■ **Problem description**
Without altering anything, repeat each of the records.

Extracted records
[BEGIN]

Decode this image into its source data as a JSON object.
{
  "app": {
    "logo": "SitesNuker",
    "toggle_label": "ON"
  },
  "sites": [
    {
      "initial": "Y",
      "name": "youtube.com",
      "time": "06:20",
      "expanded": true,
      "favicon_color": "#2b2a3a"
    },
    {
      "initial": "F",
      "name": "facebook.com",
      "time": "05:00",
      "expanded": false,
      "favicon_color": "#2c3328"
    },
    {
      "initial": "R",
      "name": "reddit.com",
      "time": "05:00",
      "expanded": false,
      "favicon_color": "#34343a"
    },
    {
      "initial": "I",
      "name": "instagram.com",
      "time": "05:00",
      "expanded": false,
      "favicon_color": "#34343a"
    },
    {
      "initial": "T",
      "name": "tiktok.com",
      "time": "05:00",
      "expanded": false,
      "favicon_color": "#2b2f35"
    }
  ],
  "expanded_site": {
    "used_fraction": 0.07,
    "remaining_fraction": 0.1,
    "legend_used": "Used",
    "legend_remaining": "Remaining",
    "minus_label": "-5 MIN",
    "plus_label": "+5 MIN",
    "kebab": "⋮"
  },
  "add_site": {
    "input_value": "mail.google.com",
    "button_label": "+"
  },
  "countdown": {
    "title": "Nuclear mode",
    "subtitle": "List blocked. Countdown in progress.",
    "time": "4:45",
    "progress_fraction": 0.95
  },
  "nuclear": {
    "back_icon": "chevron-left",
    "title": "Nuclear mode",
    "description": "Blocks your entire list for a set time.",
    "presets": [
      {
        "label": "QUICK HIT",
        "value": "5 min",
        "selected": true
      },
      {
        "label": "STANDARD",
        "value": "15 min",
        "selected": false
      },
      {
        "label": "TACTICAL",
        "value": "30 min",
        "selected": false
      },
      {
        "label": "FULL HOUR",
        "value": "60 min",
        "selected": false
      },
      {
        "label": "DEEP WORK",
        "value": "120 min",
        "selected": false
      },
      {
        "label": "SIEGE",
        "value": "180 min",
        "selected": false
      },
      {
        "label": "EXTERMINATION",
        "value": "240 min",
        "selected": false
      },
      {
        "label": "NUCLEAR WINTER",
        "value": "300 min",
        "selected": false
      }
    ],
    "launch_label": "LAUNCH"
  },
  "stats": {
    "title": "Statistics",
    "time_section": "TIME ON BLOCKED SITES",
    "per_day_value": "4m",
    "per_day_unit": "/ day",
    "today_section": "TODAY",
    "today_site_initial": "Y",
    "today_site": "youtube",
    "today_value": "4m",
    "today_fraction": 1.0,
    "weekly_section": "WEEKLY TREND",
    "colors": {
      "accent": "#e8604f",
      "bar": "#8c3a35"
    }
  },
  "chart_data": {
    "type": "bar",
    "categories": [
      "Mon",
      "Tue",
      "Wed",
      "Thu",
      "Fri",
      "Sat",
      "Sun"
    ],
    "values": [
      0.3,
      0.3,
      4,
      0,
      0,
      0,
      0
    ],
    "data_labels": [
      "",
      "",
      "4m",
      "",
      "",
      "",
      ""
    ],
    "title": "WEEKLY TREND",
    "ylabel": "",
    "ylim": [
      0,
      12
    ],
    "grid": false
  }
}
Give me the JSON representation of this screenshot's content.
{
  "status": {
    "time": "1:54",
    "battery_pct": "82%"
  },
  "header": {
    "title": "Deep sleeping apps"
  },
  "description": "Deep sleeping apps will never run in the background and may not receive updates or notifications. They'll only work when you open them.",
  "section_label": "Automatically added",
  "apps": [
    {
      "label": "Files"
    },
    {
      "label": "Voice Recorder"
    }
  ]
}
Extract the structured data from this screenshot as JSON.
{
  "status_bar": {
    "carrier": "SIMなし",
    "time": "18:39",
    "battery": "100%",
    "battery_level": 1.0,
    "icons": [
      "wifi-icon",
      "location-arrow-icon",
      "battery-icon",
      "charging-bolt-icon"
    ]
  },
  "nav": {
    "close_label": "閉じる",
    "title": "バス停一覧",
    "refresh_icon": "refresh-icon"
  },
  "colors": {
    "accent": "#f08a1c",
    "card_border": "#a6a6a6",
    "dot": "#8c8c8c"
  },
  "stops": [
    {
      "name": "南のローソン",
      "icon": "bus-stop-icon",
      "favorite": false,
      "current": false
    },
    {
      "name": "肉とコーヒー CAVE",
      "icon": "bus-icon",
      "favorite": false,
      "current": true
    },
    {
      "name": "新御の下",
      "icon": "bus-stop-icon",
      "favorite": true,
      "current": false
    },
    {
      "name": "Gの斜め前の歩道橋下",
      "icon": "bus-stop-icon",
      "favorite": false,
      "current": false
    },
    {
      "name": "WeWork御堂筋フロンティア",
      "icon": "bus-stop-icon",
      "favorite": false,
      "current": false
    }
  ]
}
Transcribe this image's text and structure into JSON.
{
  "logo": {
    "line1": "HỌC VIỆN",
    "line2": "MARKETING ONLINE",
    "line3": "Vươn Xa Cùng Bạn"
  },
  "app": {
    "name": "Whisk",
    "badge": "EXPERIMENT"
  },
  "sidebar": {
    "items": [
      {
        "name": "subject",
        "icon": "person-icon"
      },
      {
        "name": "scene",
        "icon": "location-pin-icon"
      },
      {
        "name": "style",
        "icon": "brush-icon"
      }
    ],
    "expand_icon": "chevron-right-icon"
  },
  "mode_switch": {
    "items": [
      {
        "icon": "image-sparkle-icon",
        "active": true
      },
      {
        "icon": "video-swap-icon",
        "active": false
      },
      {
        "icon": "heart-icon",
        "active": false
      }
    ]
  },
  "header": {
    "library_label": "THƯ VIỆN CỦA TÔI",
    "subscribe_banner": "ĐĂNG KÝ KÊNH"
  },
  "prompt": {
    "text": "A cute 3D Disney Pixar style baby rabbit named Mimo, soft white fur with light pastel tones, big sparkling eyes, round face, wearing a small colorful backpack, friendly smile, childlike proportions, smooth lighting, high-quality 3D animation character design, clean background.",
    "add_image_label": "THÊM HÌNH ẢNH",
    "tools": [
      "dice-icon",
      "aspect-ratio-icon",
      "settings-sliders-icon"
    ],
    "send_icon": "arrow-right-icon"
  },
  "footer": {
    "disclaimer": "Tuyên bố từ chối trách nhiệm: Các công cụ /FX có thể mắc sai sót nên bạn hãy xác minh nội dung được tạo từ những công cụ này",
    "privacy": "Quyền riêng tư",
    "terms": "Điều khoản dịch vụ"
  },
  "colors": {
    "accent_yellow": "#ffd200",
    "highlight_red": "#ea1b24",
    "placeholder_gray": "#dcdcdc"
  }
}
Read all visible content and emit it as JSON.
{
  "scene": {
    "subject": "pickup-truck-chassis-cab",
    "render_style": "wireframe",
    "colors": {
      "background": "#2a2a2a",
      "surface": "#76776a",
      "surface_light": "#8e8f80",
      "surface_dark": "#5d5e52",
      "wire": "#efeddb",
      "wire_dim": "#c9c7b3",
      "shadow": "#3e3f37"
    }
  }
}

[END]

■ **The solution**
Decode this image into its source data as a JSON object.
{
  "app": {
    "logo": "SitesNuker",
    "toggle_label": "ON"
  },
  "sites": [
    {
      "initial": "Y",
      "name": "youtube.com",
      "time": "06:20",
      "expanded": true,
      "favicon_color": "#2b2a3a"
    },
    {
      "initial": "F",
      "name": "facebook.com",
      "time": "05:00",
      "expanded": false,
      "favicon_color": "#2c3328"
    },
    {
      "initial": "R",
      "name": "reddit.com",
      "time": "05:00",
      "expanded": false,
      "favicon_color": "#34343a"
    },
    {
      "initial": "I",
      "name": "instagram.com",
      "time": "05:00",
      "expanded": false,
      "favicon_color": "#34343a"
    },
    {
      "initial": "T",
      "name": "tiktok.com",
      "time": "05:00",
      "expanded": false,
      "favicon_color": "#2b2f35"
    }
  ],
  "expanded_site": {
    "used_fraction": 0.07,
    "remaining_fraction": 0.1,
    "legend_used": "Used",
    "legend_remaining": "Remaining",
    "minus_label": "-5 MIN",
    "plus_label": "+5 MIN",
    "kebab": "⋮"
  },
  "add_site": {
    "input_value": "mail.google.com",
    "button_label": "+"
  },
  "countdown": {
    "title": "Nuclear mode",
    "subtitle": "List blocked. Countdown in progress.",
    "time": "4:45",
    "progress_fraction": 0.95
  },
  "nuclear": {
    "back_icon": "chevron-left",
    "title": "Nuclear mode",
    "description": "Blocks your entire list for a set time.",
    "presets": [
      {
        "label": "QUICK HIT",
        "value": "5 min",
        "selected": true
      },
      {
        "label": "STANDARD",
        "value": "15 min",
        "selected": false
      },
      {
        "label": "TACTICAL",
        "value": "30 min",
        "selected": false
      },
      {
        "label": "FULL HOUR",
        "value": "60 min",
        "selected": false
      },
      {
        "label": "DEEP WORK",
        "value": "120 min",
        "selected": false
      },
      {
        "label": "SIEGE",
        "value": "180 min",
        "selected": false
      },
      {
        "label": "EXTERMINATION",
        "value": "240 min",
        "selected": false
      },
      {
        "label": "NUCLEAR WINTER",
        "value": "300 min",
        "selected": false
      }
    ],
    "launch_label": "LAUNCH"
  },
  "stats": {
    "title": "Statistics",
    "time_section": "TIME ON BLOCKED SITES",
    "per_day_value": "4m",
    "per_day_unit": "/ day",
    "today_section": "TODAY",
    "today_site_initial": "Y",
    "today_site": "youtube",
    "today_value": "4m",
    "today_fraction": 1.0,
    "weekly_section": "WEEKLY TREND",
    "colors": {
      "accent": "#e8604f",
      "bar": "#8c3a35"
    }
  },
  "chart_data": {
    "type": "bar",
    "categories": [
      "Mon",
      "Tue",
      "Wed",
      "Thu",
      "Fri",
      "Sat",
      "Sun"
    ],
    "values": [
      0.3,
      0.3,
      4,
      0,
      0,
      0,
      0
    ],
    "data_labels": [
      "",
      "",
      "4m",
      "",
      "",
      "",
      ""
    ],
    "title": "WEEKLY TREND",
    "ylabel": "",
    "ylim": [
      0,
      12
    ],
    "grid": false
  }
}
Give me the JSON representation of this screenshot's content.
{
  "status": {
    "time": "1:54",
    "battery_pct": "82%"
  },
  "header": {
    "title": "Deep sleeping apps"
  },
  "description": "Deep sleeping apps will never run in the background and may not receive updates or notifications. They'll only work when you open them.",
  "section_label": "Automatically added",
  "apps": [
    {
      "label": "Files"
    },
    {
      "label": "Voice Recorder"
    }
  ]
}
Extract the structured data from this screenshot as JSON.
{
  "status_bar": {
    "carrier": "SIMなし",
    "time": "18:39",
    "battery": "100%",
    "battery_level": 1.0,
    "icons": [
      "wifi-icon",
      "location-arrow-icon",
      "battery-icon",
      "charging-bolt-icon"
    ]
  },
  "nav": {
    "close_label": "閉じる",
    "title": "バス停一覧",
    "refresh_icon": "refresh-icon"
  },
  "colors": {
    "accent": "#f08a1c",
    "card_border": "#a6a6a6",
    "dot": "#8c8c8c"
  },
  "stops": [
    {
      "name": "南のローソン",
      "icon": "bus-stop-icon",
      "favorite": false,
      "current": false
    },
    {
      "name": "肉とコーヒー CAVE",
      "icon": "bus-icon",
      "favorite": false,
      "current": true
    },
    {
      "name": "新御の下",
      "icon": "bus-stop-icon",
      "favorite": true,
      "current": false
    },
    {
      "name": "Gの斜め前の歩道橋下",
      "icon": "bus-stop-icon",
      "favorite": false,
      "current": false
    },
    {
      "name": "WeWork御堂筋フロンティア",
      "icon": "bus-stop-icon",
      "favorite": false,
      "current": false
    }
  ]
}
Transcribe this image's text and structure into JSON.
{
  "logo": {
    "line1": "HỌC VIỆN",
    "line2": "MARKETING ONLINE",
    "line3": "Vươn Xa Cùng Bạn"
  },
  "app": {
    "name": "Whisk",
    "badge": "EXPERIMENT"
  },
  "sidebar": {
    "items": [
      {
        "name": "subject",
        "icon": "person-icon"
      },
      {
        "name": "scene",
        "icon": "location-pin-icon"
      },
      {
        "name": "style",
        "icon": "brush-icon"
      }
    ],
    "expand_icon": "chevron-right-icon"
  },
  "mode_switch": {
    "items": [
      {
        "icon": "image-sparkle-icon",
        "active": true
      },
      {
        "icon": "video-swap-icon",
        "active": false
      },
      {
        "icon": "heart-icon",
        "active": false
      }
    ]
  },
  "header": {
    "library_label": "THƯ VIỆN CỦA TÔI",
    "subscribe_banner": "ĐĂNG KÝ KÊNH"
  },
  "prompt": {
    "text": "A cute 3D Disney Pixar style baby rabbit named Mimo, soft white fur with light pastel tones, big sparkling eyes, round face, wearing a small colorful backpack, friendly smile, childlike proportions, smooth lighting, high-quality 3D animation character design, clean background.",
    "add_image_label": "THÊM HÌNH ẢNH",
    "tools": [
      "dice-icon",
      "aspect-ratio-icon",
      "settings-sliders-icon"
    ],
    "send_icon": "arrow-right-icon"
  },
  "footer": {
    "disclaimer": "Tuyên bố từ chối trách nhiệm: Các công cụ /FX có thể mắc sai sót nên bạn hãy xác minh nội dung được tạo từ những công cụ này",
    "privacy": "Quyền riêng tư",
    "terms": "Điều khoản dịch vụ"
  },
  "colors": {
    "accent_yellow": "#ffd200",
    "highlight_red": "#ea1b24",
    "placeholder_gray": "#dcdcdc"
  }
}
Read all visible content and emit it as JSON.
{
  "scene": {
    "subject": "pickup-truck-chassis-cab",
    "render_style": "wireframe",
    "colors": {
      "background": "#2a2a2a",
      "surface": "#76776a",
      "surface_light": "#8e8f80",
      "surface_dark": "#5d5e52",
      "wire": "#efeddb",
      "wire_dim": "#c9c7b3",
      "shadow": "#3e3f37"
    }
  }
}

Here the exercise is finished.